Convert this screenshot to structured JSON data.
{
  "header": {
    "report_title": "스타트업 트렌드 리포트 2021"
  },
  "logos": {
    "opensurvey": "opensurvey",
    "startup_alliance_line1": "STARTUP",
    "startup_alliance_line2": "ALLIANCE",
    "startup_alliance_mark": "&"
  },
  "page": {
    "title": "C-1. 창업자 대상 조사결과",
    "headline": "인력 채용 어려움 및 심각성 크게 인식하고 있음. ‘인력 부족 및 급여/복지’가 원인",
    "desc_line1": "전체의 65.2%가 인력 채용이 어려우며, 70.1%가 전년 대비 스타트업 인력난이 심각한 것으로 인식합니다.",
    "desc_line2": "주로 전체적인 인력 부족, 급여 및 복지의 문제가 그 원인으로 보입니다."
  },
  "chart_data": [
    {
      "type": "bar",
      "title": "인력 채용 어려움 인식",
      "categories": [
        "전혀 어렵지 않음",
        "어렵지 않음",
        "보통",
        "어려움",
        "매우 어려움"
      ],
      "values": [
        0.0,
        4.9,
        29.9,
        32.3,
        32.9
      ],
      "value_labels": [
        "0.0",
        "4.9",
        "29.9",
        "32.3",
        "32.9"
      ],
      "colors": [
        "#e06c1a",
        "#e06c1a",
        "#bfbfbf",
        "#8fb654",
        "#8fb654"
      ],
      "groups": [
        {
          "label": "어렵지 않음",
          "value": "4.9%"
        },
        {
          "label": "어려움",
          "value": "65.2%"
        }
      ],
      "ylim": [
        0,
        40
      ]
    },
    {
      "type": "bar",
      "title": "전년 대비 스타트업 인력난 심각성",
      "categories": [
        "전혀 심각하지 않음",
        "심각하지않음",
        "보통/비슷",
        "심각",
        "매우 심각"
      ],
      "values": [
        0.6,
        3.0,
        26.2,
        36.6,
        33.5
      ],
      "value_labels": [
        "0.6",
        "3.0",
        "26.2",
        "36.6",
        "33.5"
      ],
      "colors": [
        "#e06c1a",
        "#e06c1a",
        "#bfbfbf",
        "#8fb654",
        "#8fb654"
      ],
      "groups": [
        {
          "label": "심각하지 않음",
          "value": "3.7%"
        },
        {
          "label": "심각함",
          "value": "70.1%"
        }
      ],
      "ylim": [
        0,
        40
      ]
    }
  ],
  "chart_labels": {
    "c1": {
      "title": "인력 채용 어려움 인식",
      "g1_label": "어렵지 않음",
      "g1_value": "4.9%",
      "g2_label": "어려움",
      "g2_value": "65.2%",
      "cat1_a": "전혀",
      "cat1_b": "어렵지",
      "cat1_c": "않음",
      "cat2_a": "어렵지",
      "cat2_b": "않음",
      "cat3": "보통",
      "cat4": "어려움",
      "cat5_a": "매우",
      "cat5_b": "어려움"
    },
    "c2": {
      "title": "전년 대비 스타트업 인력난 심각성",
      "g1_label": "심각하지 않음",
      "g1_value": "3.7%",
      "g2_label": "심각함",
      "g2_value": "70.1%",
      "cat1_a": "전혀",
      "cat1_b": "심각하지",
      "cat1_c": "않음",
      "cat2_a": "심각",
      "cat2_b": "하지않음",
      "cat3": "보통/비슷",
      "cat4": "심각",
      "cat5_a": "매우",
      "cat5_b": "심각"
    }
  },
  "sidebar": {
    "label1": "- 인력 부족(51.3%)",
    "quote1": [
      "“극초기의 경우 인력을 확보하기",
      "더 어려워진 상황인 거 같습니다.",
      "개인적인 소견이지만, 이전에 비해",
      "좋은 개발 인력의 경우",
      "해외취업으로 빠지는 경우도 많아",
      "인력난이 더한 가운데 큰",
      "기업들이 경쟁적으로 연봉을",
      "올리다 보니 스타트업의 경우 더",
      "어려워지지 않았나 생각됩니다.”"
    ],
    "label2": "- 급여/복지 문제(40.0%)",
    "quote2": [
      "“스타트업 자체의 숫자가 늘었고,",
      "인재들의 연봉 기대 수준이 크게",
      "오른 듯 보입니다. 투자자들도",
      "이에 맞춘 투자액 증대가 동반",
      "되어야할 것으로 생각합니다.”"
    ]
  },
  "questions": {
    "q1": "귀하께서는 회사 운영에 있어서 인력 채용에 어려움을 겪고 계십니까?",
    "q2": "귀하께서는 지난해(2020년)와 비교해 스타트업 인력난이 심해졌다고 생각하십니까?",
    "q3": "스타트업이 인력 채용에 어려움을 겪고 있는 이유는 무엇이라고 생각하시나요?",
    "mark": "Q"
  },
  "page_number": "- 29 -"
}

□ □ □ □ □ □ □

Print the complete listing again, exactly as it stands.

SOLVED EXERCISE:
Convert this screenshot to structured JSON data.
{
  "header": {
    "report_title": "스타트업 트렌드 리포트 2021"
  },
  "logos": {
    "opensurvey": "opensurvey",
    "startup_alliance_line1": "STARTUP",
    "startup_alliance_line2": "ALLIANCE",
    "startup_alliance_mark": "&"
  },
  "page": {
    "title": "C-1. 창업자 대상 조사결과",
    "headline": "인력 채용 어려움 및 심각성 크게 인식하고 있음. ‘인력 부족 및 급여/복지’가 원인",
    "desc_line1": "전체의 65.2%가 인력 채용이 어려우며, 70.1%가 전년 대비 스타트업 인력난이 심각한 것으로 인식합니다.",
    "desc_line2": "주로 전체적인 인력 부족, 급여 및 복지의 문제가 그 원인으로 보입니다."
  },
  "chart_data": [
    {
      "type": "bar",
      "title": "인력 채용 어려움 인식",
      "categories": [
        "전혀 어렵지 않음",
        "어렵지 않음",
        "보통",
        "어려움",
        "매우 어려움"
      ],
      "values": [
        0.0,
        4.9,
        29.9,
        32.3,
        32.9
      ],
      "value_labels": [
        "0.0",
        "4.9",
        "29.9",
        "32.3",
        "32.9"
      ],
      "colors": [
        "#e06c1a",
        "#e06c1a",
        "#bfbfbf",
        "#8fb654",
        "#8fb654"
      ],
      "groups": [
        {
          "label": "어렵지 않음",
          "value": "4.9%"
        },
        {
          "label": "어려움",
          "value": "65.2%"
        }
      ],
      "ylim": [
        0,
        40
      ]
    },
    {
      "type": "bar",
      "title": "전년 대비 스타트업 인력난 심각성",
      "categories": [
        "전혀 심각하지 않음",
        "심각하지않음",
        "보통/비슷",
        "심각",
        "매우 심각"
      ],
      "values": [
        0.6,
        3.0,
        26.2,
        36.6,
        33.5
      ],
      "value_labels": [
        "0.6",
        "3.0",
        "26.2",
        "36.6",
        "33.5"
      ],
      "colors": [
        "#e06c1a",
        "#e06c1a",
        "#bfbfbf",
        "#8fb654",
        "#8fb654"
      ],
      "groups": [
        {
          "label": "심각하지 않음",
          "value": "3.7%"
        },
        {
          "label": "심각함",
          "value": "70.1%"
        }
      ],
      "ylim": [
        0,
        40
      ]
    }
  ],
  "chart_labels": {
    "c1": {
      "title": "인력 채용 어려움 인식",
      "g1_label": "어렵지 않음",
      "g1_value": "4.9%",
      "g2_label": "어려움",
      "g2_value": "65.2%",
      "cat1_a": "전혀",
      "cat1_b": "어렵지",
      "cat1_c": "않음",
      "cat2_a": "어렵지",
      "cat2_b": "않음",
      "cat3": "보통",
      "cat4": "어려움",
      "cat5_a": "매우",
      "cat5_b": "어려움"
    },
    "c2": {
      "title": "전년 대비 스타트업 인력난 심각성",
      "g1_label": "심각하지 않음",
      "g1_value": "3.7%",
      "g2_label": "심각함",
      "g2_value": "70.1%",
      "cat1_a": "전혀",
      "cat1_b": "심각하지",
      "cat1_c": "않음",
      "cat2_a": "심각",
      "cat2_b": "하지않음",
      "cat3": "보통/비슷",
      "cat4": "심각",
      "cat5_a": "매우",
      "cat5_b": "심각"
    }
  },
  "sidebar": {
    "label1": "- 인력 부족(51.3%)",
    "quote1": [
      "“극초기의 경우 인력을 확보하기",
      "더 어려워진 상황인 거 같습니다.",
      "개인적인 소견이지만, 이전에 비해",
      "좋은 개발 인력의 경우",
      "해외취업으로 빠지는 경우도 많아",
      "인력난이 더한 가운데 큰",
      "기업들이 경쟁적으로 연봉을",
      "올리다 보니 스타트업의 경우 더",
      "어려워지지 않았나 생각됩니다.”"
    ],
    "label2": "- 급여/복지 문제(40.0%)",
    "quote2": [
      "“스타트업 자체의 숫자가 늘었고,",
      "인재들의 연봉 기대 수준이 크게",
      "오른 듯 보입니다. 투자자들도",
      "이에 맞춘 투자액 증대가 동반",
      "되어야할 것으로 생각합니다.”"
    ]
  },
  "questions": {
    "q1": "귀하께서는 회사 운영에 있어서 인력 채용에 어려움을 겪고 계십니까?",
    "q2": "귀하께서는 지난해(2020년)와 비교해 스타트업 인력난이 심해졌다고 생각하십니까?",
    "q3": "스타트업이 인력 채용에 어려움을 겪고 있는 이유는 무엇이라고 생각하시나요?",
    "mark": "Q"
  },
  "page_number": "- 29 -"
}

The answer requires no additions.